EXCERPTED DATA
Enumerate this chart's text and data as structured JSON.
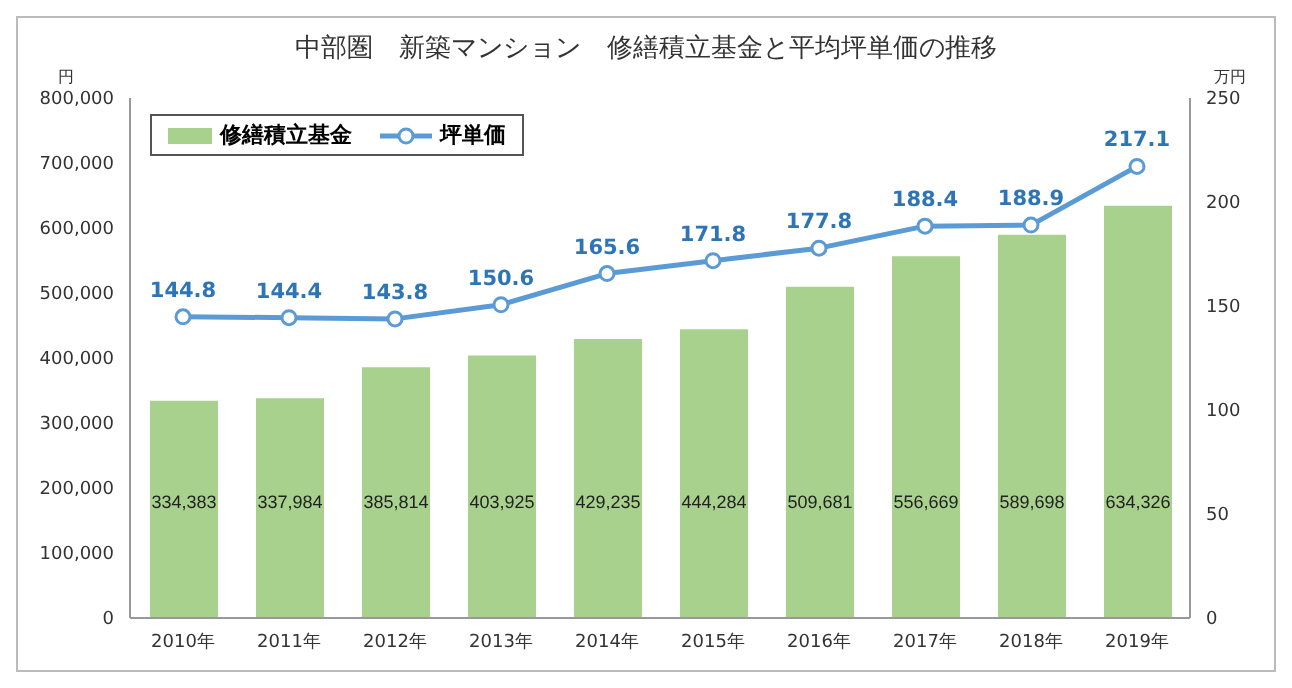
{
  "chart_data": {
    "type": "bar",
    "title": "中部圏　新築マンション　修繕積立基金と平均坪単価の推移",
    "ylabel": "円",
    "y2label": "万円",
    "categories": [
      "2010年",
      "2011年",
      "2012年",
      "2013年",
      "2014年",
      "2015年",
      "2016年",
      "2017年",
      "2018年",
      "2019年"
    ],
    "series": [
      {
        "name": "修繕積立基金",
        "color": "#a9d18e",
        "values": [
          334383,
          337984,
          385814,
          403925,
          429235,
          444284,
          509681,
          556669,
          589698,
          634326
        ],
        "value_labels": [
          "334,383",
          "337,984",
          "385,814",
          "403,925",
          "429,235",
          "444,284",
          "509,681",
          "556,669",
          "589,698",
          "634,326"
        ]
      },
      {
        "name": "坪単価",
        "type": "line",
        "axis": "y2",
        "color": "#5b9bd5",
        "values": [
          144.8,
          144.4,
          143.8,
          150.6,
          165.6,
          171.8,
          177.8,
          188.4,
          188.9,
          217.1
        ]
      }
    ],
    "ylim": [
      0,
      800000
    ],
    "yticks": [
      {
        "value": 0,
        "label": "0"
      },
      {
        "value": 100000,
        "label": "100,000"
      },
      {
        "value": 200000,
        "label": "200,000"
      },
      {
        "value": 300000,
        "label": "300,000"
      },
      {
        "value": 400000,
        "label": "400,000"
      },
      {
        "value": 500000,
        "label": "500,000"
      },
      {
        "value": 600000,
        "label": "600,000"
      },
      {
        "value": 700000,
        "label": "700,000"
      },
      {
        "value": 800000,
        "label": "800,000"
      }
    ],
    "y2lim": [
      0,
      250
    ],
    "y2ticks": [
      0,
      50,
      100,
      150,
      200,
      250
    ],
    "data_labels": true,
    "legend": "top left",
    "marker": "circle",
    "grid": false
  }
}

WHAT YOU WILL DO
Pictures stay out; repeat all the rest of the records exactly.

THE OUTPUT
Enumerate this chart's text and data as structured JSON.
{
  "chart_data": {
    "type": "bar",
    "title": "中部圏　新築マンション　修繕積立基金と平均坪単価の推移",
    "ylabel": "円",
    "y2label": "万円",
    "categories": [
      "2010年",
      "2011年",
      "2012年",
      "2013年",
      "2014年",
      "2015年",
      "2016年",
      "2017年",
      "2018年",
      "2019年"
    ],
    "series": [
      {
        "name": "修繕積立基金",
        "color": "#a9d18e",
        "values": [
          334383,
          337984,
          385814,
          403925,
          429235,
          444284,
          509681,
          556669,
          589698,
          634326
        ],
        "value_labels": [
          "334,383",
          "337,984",
          "385,814",
          "403,925",
          "429,235",
          "444,284",
          "509,681",
          "556,669",
          "589,698",
          "634,326"
        ]
      },
      {
        "name": "坪単価",
        "type": "line",
        "axis": "y2",
        "color": "#5b9bd5",
        "values": [
          144.8,
          144.4,
          143.8,
          150.6,
          165.6,
          171.8,
          177.8,
          188.4,
          188.9,
          217.1
        ]
      }
    ],
    "ylim": [
      0,
      800000
    ],
    "yticks": [
      {
        "value": 0,
        "label": "0"
      },
      {
        "value": 100000,
        "label": "100,000"
      },
      {
        "value": 200000,
        "label": "200,000"
      },
      {
        "value": 300000,
        "label": "300,000"
      },
      {
        "value": 400000,
        "label": "400,000"
      },
      {
        "value": 500000,
        "label": "500,000"
      },
      {
        "value": 600000,
        "label": "600,000"
      },
      {
        "value": 700000,
        "label": "700,000"
      },
      {
        "value": 800000,
        "label": "800,000"
      }
    ],
    "y2lim": [
      0,
      250
    ],
    "y2ticks": [
      0,
      50,
      100,
      150,
      200,
      250
    ],
    "data_labels": true,
    "legend": "top left",
    "marker": "circle",
    "grid": false
  }
}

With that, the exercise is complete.